Data records:
================================

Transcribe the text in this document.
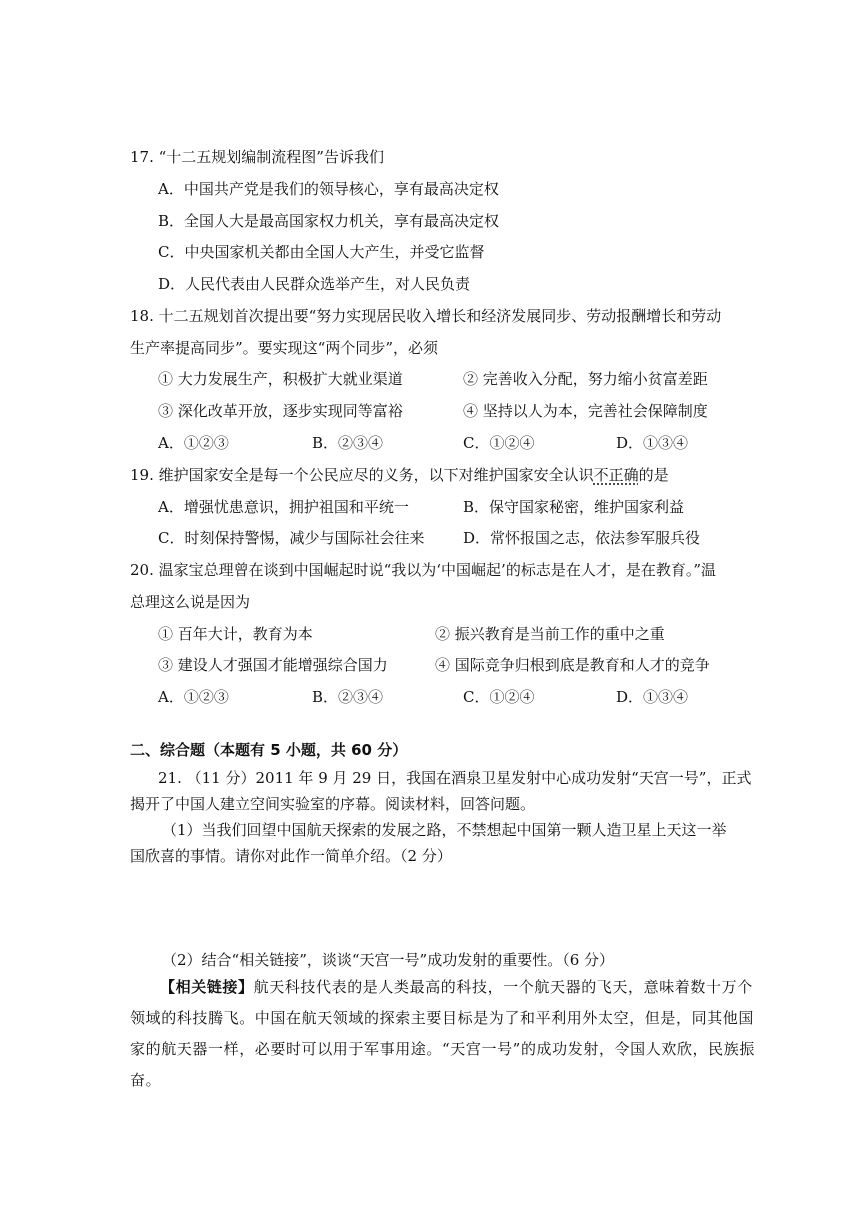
17. “十二五规划编制流程图”告诉我们
A．中国共产党是我们的领导核心，享有最高决定权
B．全国人大是最高国家权力机关，享有最高决定权
C．中央国家机关都由全国人大产生，并受它监督
D．人民代表由人民群众选举产生，对人民负责
18. 十二五规划首次提出要“努力实现居民收入增长和经济发展同步、劳动报酬增长和劳动
生产率提高同步”。要实现这“两个同步”，必须
① 大力发展生产，积极扩大就业渠道	② 完善收入分配，努力缩小贫富差距
③ 深化改革开放，逐步实现同等富裕	④ 坚持以人为本，完善社会保障制度
A．①②③	B．②③④	C．①②④	D．①③④
19. 维护国家安全是每一个公民应尽的义务，以下对维护国家安全认识不正确的是
A．增强忧患意识，拥护祖国和平统一	B．保守国家秘密，维护国家利益
C．时刻保持警惕，减少与国际社会往来	D．常怀报国之志，依法参军服兵役
20. 温家宝总理曾在谈到中国崛起时说“我以为‘中国崛起’的标志是在人才，是在教育。”温
总理这么说是因为
① 百年大计，教育为本	② 振兴教育是当前工作的重中之重
③ 建设人才强国才能增强综合国力	④ 国际竞争归根到底是教育和人才的竞争
A．①②③	B．②③④	C．①②④	D．①③④
二、综合题（本题有 5 小题，共 60 分）
21. （11 分）2011 年 9 月 29 日，我国在酒泉卫星发射中心成功发射“天宫一号”，正式
揭开了中国人建立空间实验室的序幕。阅读材料，回答问题。
（1）当我们回望中国航天探索的发展之路，不禁想起中国第一颗人造卫星上天这一举
国欣喜的事情。请你对此作一简单介绍。（2 分）
（2）结合“相关链接”，谈谈“天宫一号”成功发射的重要性。（6 分）
【相关链接】航天科技代表的是人类最高的科技，一个航天器的飞天，意味着数十万个
领域的科技腾飞。中国在航天领域的探索主要目标是为了和平利用外太空，但是，同其他国
家的航天器一样，必要时可以用于军事用途。“天宫一号”的成功发射，令国人欢欣，民族振
奋。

================================

▶ [Short exercise]: Show each line holding the word "天宫一号".

▶ [Exercise response]:
21. （11 分）2011 年 9 月 29 日，我国在酒泉卫星发射中心成功发射“天宫一号”，正式
（2）结合“相关链接”，谈谈“天宫一号”成功发射的重要性。（6 分）
家的航天器一样，必要时可以用于军事用途。“天宫一号”的成功发射，令国人欢欣，民族振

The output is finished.